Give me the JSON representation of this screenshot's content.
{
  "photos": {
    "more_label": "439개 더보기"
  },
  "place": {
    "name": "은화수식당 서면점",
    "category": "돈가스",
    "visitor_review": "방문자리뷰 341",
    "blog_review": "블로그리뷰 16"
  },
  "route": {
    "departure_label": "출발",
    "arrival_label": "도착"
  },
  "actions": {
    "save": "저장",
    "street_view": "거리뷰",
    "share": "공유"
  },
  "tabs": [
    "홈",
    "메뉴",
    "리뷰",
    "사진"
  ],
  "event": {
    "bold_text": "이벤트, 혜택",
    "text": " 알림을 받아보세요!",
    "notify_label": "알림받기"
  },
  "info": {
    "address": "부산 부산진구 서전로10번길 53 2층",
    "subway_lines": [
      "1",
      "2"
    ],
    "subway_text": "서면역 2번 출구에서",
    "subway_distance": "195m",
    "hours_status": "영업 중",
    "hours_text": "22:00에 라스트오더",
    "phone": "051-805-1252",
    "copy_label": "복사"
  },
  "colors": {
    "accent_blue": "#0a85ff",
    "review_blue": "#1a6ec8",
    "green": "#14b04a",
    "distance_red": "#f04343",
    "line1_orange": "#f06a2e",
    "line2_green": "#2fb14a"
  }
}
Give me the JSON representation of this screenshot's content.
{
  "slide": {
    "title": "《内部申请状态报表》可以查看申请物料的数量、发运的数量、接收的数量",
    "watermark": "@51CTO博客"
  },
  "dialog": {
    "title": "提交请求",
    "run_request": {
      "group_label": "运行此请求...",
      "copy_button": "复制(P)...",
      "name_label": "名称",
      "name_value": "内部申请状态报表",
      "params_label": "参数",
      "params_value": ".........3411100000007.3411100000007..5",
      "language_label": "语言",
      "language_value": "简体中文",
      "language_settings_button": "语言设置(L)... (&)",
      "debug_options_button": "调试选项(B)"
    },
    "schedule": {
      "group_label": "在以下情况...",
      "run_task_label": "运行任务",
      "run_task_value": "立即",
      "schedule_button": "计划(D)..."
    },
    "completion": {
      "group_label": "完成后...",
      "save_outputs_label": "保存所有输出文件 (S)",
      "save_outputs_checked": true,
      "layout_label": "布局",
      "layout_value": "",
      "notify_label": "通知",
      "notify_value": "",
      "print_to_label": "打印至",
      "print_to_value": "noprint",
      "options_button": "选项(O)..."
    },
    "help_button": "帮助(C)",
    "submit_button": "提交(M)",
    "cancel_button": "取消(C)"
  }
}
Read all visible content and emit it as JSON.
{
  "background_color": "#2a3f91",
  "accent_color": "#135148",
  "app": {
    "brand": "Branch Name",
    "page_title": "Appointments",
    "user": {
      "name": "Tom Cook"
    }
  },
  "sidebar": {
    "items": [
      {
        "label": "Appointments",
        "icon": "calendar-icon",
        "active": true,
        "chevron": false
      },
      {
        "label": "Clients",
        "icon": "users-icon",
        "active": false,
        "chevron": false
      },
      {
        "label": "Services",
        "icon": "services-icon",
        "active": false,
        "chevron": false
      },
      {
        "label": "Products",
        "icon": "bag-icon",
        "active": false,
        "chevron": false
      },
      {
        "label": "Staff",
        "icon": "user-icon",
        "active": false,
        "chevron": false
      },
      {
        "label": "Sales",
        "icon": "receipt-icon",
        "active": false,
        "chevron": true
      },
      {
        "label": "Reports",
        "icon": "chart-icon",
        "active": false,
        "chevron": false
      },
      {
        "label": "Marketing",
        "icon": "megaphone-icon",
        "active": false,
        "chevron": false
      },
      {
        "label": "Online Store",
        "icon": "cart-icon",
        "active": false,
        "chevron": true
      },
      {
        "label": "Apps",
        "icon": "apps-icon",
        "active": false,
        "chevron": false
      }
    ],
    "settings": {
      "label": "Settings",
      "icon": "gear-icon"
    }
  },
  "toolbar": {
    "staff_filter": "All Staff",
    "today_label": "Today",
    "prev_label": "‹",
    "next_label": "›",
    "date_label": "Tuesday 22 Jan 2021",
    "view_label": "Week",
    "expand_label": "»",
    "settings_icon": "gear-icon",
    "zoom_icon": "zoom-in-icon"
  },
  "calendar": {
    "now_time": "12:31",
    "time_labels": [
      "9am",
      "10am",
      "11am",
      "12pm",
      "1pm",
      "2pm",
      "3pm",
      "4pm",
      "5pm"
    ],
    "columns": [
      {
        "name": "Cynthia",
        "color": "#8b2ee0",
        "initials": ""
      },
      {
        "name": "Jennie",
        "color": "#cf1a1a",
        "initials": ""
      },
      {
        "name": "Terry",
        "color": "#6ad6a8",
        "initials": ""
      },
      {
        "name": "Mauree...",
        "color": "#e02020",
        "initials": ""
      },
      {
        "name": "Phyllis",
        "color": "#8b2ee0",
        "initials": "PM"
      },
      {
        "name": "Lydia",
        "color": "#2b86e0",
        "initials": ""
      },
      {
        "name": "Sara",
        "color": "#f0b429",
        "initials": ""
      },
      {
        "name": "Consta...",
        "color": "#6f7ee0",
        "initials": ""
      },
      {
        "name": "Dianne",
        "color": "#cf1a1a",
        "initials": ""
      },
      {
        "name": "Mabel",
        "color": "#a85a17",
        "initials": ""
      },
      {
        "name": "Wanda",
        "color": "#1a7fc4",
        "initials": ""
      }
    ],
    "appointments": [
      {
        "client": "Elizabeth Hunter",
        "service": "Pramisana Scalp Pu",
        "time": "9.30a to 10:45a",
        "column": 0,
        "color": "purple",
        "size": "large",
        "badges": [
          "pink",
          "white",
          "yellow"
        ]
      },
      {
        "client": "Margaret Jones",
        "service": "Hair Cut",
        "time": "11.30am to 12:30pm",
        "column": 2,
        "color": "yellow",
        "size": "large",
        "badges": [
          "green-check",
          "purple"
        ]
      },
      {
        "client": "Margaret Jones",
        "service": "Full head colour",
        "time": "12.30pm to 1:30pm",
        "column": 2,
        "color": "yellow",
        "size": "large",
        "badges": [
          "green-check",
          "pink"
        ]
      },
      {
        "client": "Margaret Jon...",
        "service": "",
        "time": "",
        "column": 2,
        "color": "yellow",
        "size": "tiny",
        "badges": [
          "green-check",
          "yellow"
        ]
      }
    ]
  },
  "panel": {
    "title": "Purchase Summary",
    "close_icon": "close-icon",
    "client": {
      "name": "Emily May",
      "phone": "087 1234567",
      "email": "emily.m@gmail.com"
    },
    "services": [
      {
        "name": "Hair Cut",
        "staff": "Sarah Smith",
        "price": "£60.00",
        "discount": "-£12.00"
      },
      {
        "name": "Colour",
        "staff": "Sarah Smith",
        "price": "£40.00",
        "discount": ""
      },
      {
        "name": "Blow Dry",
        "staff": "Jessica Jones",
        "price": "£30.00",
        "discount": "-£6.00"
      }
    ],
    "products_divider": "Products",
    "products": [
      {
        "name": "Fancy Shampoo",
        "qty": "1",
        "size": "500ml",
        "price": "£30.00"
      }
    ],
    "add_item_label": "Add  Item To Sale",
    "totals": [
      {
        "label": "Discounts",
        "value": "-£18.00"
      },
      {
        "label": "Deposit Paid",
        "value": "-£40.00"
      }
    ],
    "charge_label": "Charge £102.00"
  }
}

### Instruction
Repeat the data precisely, line by line.

### Answer for the task
Give me the JSON representation of this screenshot's content.
{
  "photos": {
    "more_label": "439개 더보기"
  },
  "place": {
    "name": "은화수식당 서면점",
    "category": "돈가스",
    "visitor_review": "방문자리뷰 341",
    "blog_review": "블로그리뷰 16"
  },
  "route": {
    "departure_label": "출발",
    "arrival_label": "도착"
  },
  "actions": {
    "save": "저장",
    "street_view": "거리뷰",
    "share": "공유"
  },
  "tabs": [
    "홈",
    "메뉴",
    "리뷰",
    "사진"
  ],
  "event": {
    "bold_text": "이벤트, 혜택",
    "text": " 알림을 받아보세요!",
    "notify_label": "알림받기"
  },
  "info": {
    "address": "부산 부산진구 서전로10번길 53 2층",
    "subway_lines": [
      "1",
      "2"
    ],
    "subway_text": "서면역 2번 출구에서",
    "subway_distance": "195m",
    "hours_status": "영업 중",
    "hours_text": "22:00에 라스트오더",
    "phone": "051-805-1252",
    "copy_label": "복사"
  },
  "colors": {
    "accent_blue": "#0a85ff",
    "review_blue": "#1a6ec8",
    "green": "#14b04a",
    "distance_red": "#f04343",
    "line1_orange": "#f06a2e",
    "line2_green": "#2fb14a"
  }
}
Give me the JSON representation of this screenshot's content.
{
  "slide": {
    "title": "《内部申请状态报表》可以查看申请物料的数量、发运的数量、接收的数量",
    "watermark": "@51CTO博客"
  },
  "dialog": {
    "title": "提交请求",
    "run_request": {
      "group_label": "运行此请求...",
      "copy_button": "复制(P)...",
      "name_label": "名称",
      "name_value": "内部申请状态报表",
      "params_label": "参数",
      "params_value": ".........3411100000007.3411100000007..5",
      "language_label": "语言",
      "language_value": "简体中文",
      "language_settings_button": "语言设置(L)... (&)",
      "debug_options_button": "调试选项(B)"
    },
    "schedule": {
      "group_label": "在以下情况...",
      "run_task_label": "运行任务",
      "run_task_value": "立即",
      "schedule_button": "计划(D)..."
    },
    "completion": {
      "group_label": "完成后...",
      "save_outputs_label": "保存所有输出文件 (S)",
      "save_outputs_checked": true,
      "layout_label": "布局",
      "layout_value": "",
      "notify_label": "通知",
      "notify_value": "",
      "print_to_label": "打印至",
      "print_to_value": "noprint",
      "options_button": "选项(O)..."
    },
    "help_button": "帮助(C)",
    "submit_button": "提交(M)",
    "cancel_button": "取消(C)"
  }
}
Read all visible content and emit it as JSON.
{
  "background_color": "#2a3f91",
  "accent_color": "#135148",
  "app": {
    "brand": "Branch Name",
    "page_title": "Appointments",
    "user": {
      "name": "Tom Cook"
    }
  },
  "sidebar": {
    "items": [
      {
        "label": "Appointments",
        "icon": "calendar-icon",
        "active": true,
        "chevron": false
      },
      {
        "label": "Clients",
        "icon": "users-icon",
        "active": false,
        "chevron": false
      },
      {
        "label": "Services",
        "icon": "services-icon",
        "active": false,
        "chevron": false
      },
      {
        "label": "Products",
        "icon": "bag-icon",
        "active": false,
        "chevron": false
      },
      {
        "label": "Staff",
        "icon": "user-icon",
        "active": false,
        "chevron": false
      },
      {
        "label": "Sales",
        "icon": "receipt-icon",
        "active": false,
        "chevron": true
      },
      {
        "label": "Reports",
        "icon": "chart-icon",
        "active": false,
        "chevron": false
      },
      {
        "label": "Marketing",
        "icon": "megaphone-icon",
        "active": false,
        "chevron": false
      },
      {
        "label": "Online Store",
        "icon": "cart-icon",
        "active": false,
        "chevron": true
      },
      {
        "label": "Apps",
        "icon": "apps-icon",
        "active": false,
        "chevron": false
      }
    ],
    "settings": {
      "label": "Settings",
      "icon": "gear-icon"
    }
  },
  "toolbar": {
    "staff_filter": "All Staff",
    "today_label": "Today",
    "prev_label": "‹",
    "next_label": "›",
    "date_label": "Tuesday 22 Jan 2021",
    "view_label": "Week",
    "expand_label": "»",
    "settings_icon": "gear-icon",
    "zoom_icon": "zoom-in-icon"
  },
  "calendar": {
    "now_time": "12:31",
    "time_labels": [
      "9am",
      "10am",
      "11am",
      "12pm",
      "1pm",
      "2pm",
      "3pm",
      "4pm",
      "5pm"
    ],
    "columns": [
      {
        "name": "Cynthia",
        "color": "#8b2ee0",
        "initials": ""
      },
      {
        "name": "Jennie",
        "color": "#cf1a1a",
        "initials": ""
      },
      {
        "name": "Terry",
        "color": "#6ad6a8",
        "initials": ""
      },
      {
        "name": "Mauree...",
        "color": "#e02020",
        "initials": ""
      },
      {
        "name": "Phyllis",
        "color": "#8b2ee0",
        "initials": "PM"
      },
      {
        "name": "Lydia",
        "color": "#2b86e0",
        "initials": ""
      },
      {
        "name": "Sara",
        "color": "#f0b429",
        "initials": ""
      },
      {
        "name": "Consta...",
        "color": "#6f7ee0",
        "initials": ""
      },
      {
        "name": "Dianne",
        "color": "#cf1a1a",
        "initials": ""
      },
      {
        "name": "Mabel",
        "color": "#a85a17",
        "initials": ""
      },
      {
        "name": "Wanda",
        "color": "#1a7fc4",
        "initials": ""
      }
    ],
    "appointments": [
      {
        "client": "Elizabeth Hunter",
        "service": "Pramisana Scalp Pu",
        "time": "9.30a to 10:45a",
        "column": 0,
        "color": "purple",
        "size": "large",
        "badges": [
          "pink",
          "white",
          "yellow"
        ]
      },
      {
        "client": "Margaret Jones",
        "service": "Hair Cut",
        "time": "11.30am to 12:30pm",
        "column": 2,
        "color": "yellow",
        "size": "large",
        "badges": [
          "green-check",
          "purple"
        ]
      },
      {
        "client": "Margaret Jones",
        "service": "Full head colour",
        "time": "12.30pm to 1:30pm",
        "column": 2,
        "color": "yellow",
        "size": "large",
        "badges": [
          "green-check",
          "pink"
        ]
      },
      {
        "client": "Margaret Jon...",
        "service": "",
        "time": "",
        "column": 2,
        "color": "yellow",
        "size": "tiny",
        "badges": [
          "green-check",
          "yellow"
        ]
      }
    ]
  },
  "panel": {
    "title": "Purchase Summary",
    "close_icon": "close-icon",
    "client": {
      "name": "Emily May",
      "phone": "087 1234567",
      "email": "emily.m@gmail.com"
    },
    "services": [
      {
        "name": "Hair Cut",
        "staff": "Sarah Smith",
        "price": "£60.00",
        "discount": "-£12.00"
      },
      {
        "name": "Colour",
        "staff": "Sarah Smith",
        "price": "£40.00",
        "discount": ""
      },
      {
        "name": "Blow Dry",
        "staff": "Jessica Jones",
        "price": "£30.00",
        "discount": "-£6.00"
      }
    ],
    "products_divider": "Products",
    "products": [
      {
        "name": "Fancy Shampoo",
        "qty": "1",
        "size": "500ml",
        "price": "£30.00"
      }
    ],
    "add_item_label": "Add  Item To Sale",
    "totals": [
      {
        "label": "Discounts",
        "value": "-£18.00"
      },
      {
        "label": "Deposit Paid",
        "value": "-£40.00"
      }
    ],
    "charge_label": "Charge £102.00"
  }
}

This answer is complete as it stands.